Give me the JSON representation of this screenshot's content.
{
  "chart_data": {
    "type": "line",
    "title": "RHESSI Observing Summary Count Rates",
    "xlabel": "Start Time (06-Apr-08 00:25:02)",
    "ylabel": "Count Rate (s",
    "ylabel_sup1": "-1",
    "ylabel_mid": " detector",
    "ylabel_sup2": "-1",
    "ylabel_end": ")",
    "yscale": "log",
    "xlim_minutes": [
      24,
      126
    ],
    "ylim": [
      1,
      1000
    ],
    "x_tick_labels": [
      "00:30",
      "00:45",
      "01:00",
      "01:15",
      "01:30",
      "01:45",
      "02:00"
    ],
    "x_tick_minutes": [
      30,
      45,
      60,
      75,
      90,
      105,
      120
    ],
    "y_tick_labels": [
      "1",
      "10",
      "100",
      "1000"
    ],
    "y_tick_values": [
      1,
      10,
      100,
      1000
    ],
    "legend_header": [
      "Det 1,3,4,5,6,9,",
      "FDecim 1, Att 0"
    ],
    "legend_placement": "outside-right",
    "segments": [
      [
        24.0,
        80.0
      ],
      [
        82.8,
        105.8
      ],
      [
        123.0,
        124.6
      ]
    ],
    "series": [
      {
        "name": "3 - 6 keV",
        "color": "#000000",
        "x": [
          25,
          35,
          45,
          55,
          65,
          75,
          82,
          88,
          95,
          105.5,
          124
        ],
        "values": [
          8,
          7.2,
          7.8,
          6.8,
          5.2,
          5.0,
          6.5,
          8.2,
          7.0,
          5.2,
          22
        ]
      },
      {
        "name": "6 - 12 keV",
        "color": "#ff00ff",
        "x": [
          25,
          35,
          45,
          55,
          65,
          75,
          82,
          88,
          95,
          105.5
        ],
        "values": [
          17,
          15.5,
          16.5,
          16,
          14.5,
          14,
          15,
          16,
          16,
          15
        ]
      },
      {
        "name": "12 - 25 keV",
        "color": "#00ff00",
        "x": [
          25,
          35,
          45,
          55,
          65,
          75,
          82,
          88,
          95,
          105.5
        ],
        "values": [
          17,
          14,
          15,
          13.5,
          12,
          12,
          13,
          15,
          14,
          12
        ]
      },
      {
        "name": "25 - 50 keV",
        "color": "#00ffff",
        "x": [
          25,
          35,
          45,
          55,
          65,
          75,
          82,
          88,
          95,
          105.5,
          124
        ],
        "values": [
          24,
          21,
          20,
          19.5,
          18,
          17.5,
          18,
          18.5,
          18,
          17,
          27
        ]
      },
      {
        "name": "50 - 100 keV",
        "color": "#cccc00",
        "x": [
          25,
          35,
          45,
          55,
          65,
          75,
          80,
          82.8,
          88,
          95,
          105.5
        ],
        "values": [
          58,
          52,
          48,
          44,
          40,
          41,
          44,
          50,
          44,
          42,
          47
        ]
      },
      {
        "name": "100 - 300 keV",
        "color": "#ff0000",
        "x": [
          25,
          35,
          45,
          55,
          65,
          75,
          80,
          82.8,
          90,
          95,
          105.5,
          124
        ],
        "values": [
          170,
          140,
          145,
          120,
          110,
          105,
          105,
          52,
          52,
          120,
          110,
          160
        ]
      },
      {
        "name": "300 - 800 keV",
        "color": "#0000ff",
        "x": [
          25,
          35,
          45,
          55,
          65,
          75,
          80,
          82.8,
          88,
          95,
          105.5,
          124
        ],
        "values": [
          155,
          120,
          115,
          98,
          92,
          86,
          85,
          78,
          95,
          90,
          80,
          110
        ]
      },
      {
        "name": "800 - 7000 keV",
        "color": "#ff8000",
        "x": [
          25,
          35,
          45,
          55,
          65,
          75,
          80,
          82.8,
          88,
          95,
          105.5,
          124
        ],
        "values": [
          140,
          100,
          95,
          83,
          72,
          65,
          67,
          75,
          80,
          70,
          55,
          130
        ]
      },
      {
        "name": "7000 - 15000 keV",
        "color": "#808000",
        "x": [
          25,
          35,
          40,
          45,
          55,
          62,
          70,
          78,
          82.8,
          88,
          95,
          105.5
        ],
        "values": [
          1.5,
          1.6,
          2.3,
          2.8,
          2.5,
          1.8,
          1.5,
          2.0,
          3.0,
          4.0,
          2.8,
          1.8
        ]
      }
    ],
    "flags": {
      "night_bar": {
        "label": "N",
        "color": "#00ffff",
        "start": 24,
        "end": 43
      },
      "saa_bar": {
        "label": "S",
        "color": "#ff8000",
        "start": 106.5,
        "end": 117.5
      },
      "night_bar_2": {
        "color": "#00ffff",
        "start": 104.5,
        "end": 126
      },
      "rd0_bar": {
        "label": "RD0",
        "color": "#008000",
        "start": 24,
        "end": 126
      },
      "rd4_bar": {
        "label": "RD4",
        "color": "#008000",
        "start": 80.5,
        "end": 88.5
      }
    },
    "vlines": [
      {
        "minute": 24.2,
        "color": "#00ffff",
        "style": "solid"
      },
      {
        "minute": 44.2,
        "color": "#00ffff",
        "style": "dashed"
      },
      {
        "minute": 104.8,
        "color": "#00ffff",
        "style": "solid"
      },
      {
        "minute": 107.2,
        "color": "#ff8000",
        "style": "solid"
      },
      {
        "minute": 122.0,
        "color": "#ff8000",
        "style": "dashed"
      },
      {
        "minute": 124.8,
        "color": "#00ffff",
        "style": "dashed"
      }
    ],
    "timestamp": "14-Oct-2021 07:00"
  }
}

--------

* **Job**: Extract all of the data above without altering anything.

* **Full response**:
Give me the JSON representation of this screenshot's content.
{
  "chart_data": {
    "type": "line",
    "title": "RHESSI Observing Summary Count Rates",
    "xlabel": "Start Time (06-Apr-08 00:25:02)",
    "ylabel": "Count Rate (s",
    "ylabel_sup1": "-1",
    "ylabel_mid": " detector",
    "ylabel_sup2": "-1",
    "ylabel_end": ")",
    "yscale": "log",
    "xlim_minutes": [
      24,
      126
    ],
    "ylim": [
      1,
      1000
    ],
    "x_tick_labels": [
      "00:30",
      "00:45",
      "01:00",
      "01:15",
      "01:30",
      "01:45",
      "02:00"
    ],
    "x_tick_minutes": [
      30,
      45,
      60,
      75,
      90,
      105,
      120
    ],
    "y_tick_labels": [
      "1",
      "10",
      "100",
      "1000"
    ],
    "y_tick_values": [
      1,
      10,
      100,
      1000
    ],
    "legend_header": [
      "Det 1,3,4,5,6,9,",
      "FDecim 1, Att 0"
    ],
    "legend_placement": "outside-right",
    "segments": [
      [
        24.0,
        80.0
      ],
      [
        82.8,
        105.8
      ],
      [
        123.0,
        124.6
      ]
    ],
    "series": [
      {
        "name": "3 - 6 keV",
        "color": "#000000",
        "x": [
          25,
          35,
          45,
          55,
          65,
          75,
          82,
          88,
          95,
          105.5,
          124
        ],
        "values": [
          8,
          7.2,
          7.8,
          6.8,
          5.2,
          5.0,
          6.5,
          8.2,
          7.0,
          5.2,
          22
        ]
      },
      {
        "name": "6 - 12 keV",
        "color": "#ff00ff",
        "x": [
          25,
          35,
          45,
          55,
          65,
          75,
          82,
          88,
          95,
          105.5
        ],
        "values": [
          17,
          15.5,
          16.5,
          16,
          14.5,
          14,
          15,
          16,
          16,
          15
        ]
      },
      {
        "name": "12 - 25 keV",
        "color": "#00ff00",
        "x": [
          25,
          35,
          45,
          55,
          65,
          75,
          82,
          88,
          95,
          105.5
        ],
        "values": [
          17,
          14,
          15,
          13.5,
          12,
          12,
          13,
          15,
          14,
          12
        ]
      },
      {
        "name": "25 - 50 keV",
        "color": "#00ffff",
        "x": [
          25,
          35,
          45,
          55,
          65,
          75,
          82,
          88,
          95,
          105.5,
          124
        ],
        "values": [
          24,
          21,
          20,
          19.5,
          18,
          17.5,
          18,
          18.5,
          18,
          17,
          27
        ]
      },
      {
        "name": "50 - 100 keV",
        "color": "#cccc00",
        "x": [
          25,
          35,
          45,
          55,
          65,
          75,
          80,
          82.8,
          88,
          95,
          105.5
        ],
        "values": [
          58,
          52,
          48,
          44,
          40,
          41,
          44,
          50,
          44,
          42,
          47
        ]
      },
      {
        "name": "100 - 300 keV",
        "color": "#ff0000",
        "x": [
          25,
          35,
          45,
          55,
          65,
          75,
          80,
          82.8,
          90,
          95,
          105.5,
          124
        ],
        "values": [
          170,
          140,
          145,
          120,
          110,
          105,
          105,
          52,
          52,
          120,
          110,
          160
        ]
      },
      {
        "name": "300 - 800 keV",
        "color": "#0000ff",
        "x": [
          25,
          35,
          45,
          55,
          65,
          75,
          80,
          82.8,
          88,
          95,
          105.5,
          124
        ],
        "values": [
          155,
          120,
          115,
          98,
          92,
          86,
          85,
          78,
          95,
          90,
          80,
          110
        ]
      },
      {
        "name": "800 - 7000 keV",
        "color": "#ff8000",
        "x": [
          25,
          35,
          45,
          55,
          65,
          75,
          80,
          82.8,
          88,
          95,
          105.5,
          124
        ],
        "values": [
          140,
          100,
          95,
          83,
          72,
          65,
          67,
          75,
          80,
          70,
          55,
          130
        ]
      },
      {
        "name": "7000 - 15000 keV",
        "color": "#808000",
        "x": [
          25,
          35,
          40,
          45,
          55,
          62,
          70,
          78,
          82.8,
          88,
          95,
          105.5
        ],
        "values": [
          1.5,
          1.6,
          2.3,
          2.8,
          2.5,
          1.8,
          1.5,
          2.0,
          3.0,
          4.0,
          2.8,
          1.8
        ]
      }
    ],
    "flags": {
      "night_bar": {
        "label": "N",
        "color": "#00ffff",
        "start": 24,
        "end": 43
      },
      "saa_bar": {
        "label": "S",
        "color": "#ff8000",
        "start": 106.5,
        "end": 117.5
      },
      "night_bar_2": {
        "color": "#00ffff",
        "start": 104.5,
        "end": 126
      },
      "rd0_bar": {
        "label": "RD0",
        "color": "#008000",
        "start": 24,
        "end": 126
      },
      "rd4_bar": {
        "label": "RD4",
        "color": "#008000",
        "start": 80.5,
        "end": 88.5
      }
    },
    "vlines": [
      {
        "minute": 24.2,
        "color": "#00ffff",
        "style": "solid"
      },
      {
        "minute": 44.2,
        "color": "#00ffff",
        "style": "dashed"
      },
      {
        "minute": 104.8,
        "color": "#00ffff",
        "style": "solid"
      },
      {
        "minute": 107.2,
        "color": "#ff8000",
        "style": "solid"
      },
      {
        "minute": 122.0,
        "color": "#ff8000",
        "style": "dashed"
      },
      {
        "minute": 124.8,
        "color": "#00ffff",
        "style": "dashed"
      }
    ],
    "timestamp": "14-Oct-2021 07:00"
  }
}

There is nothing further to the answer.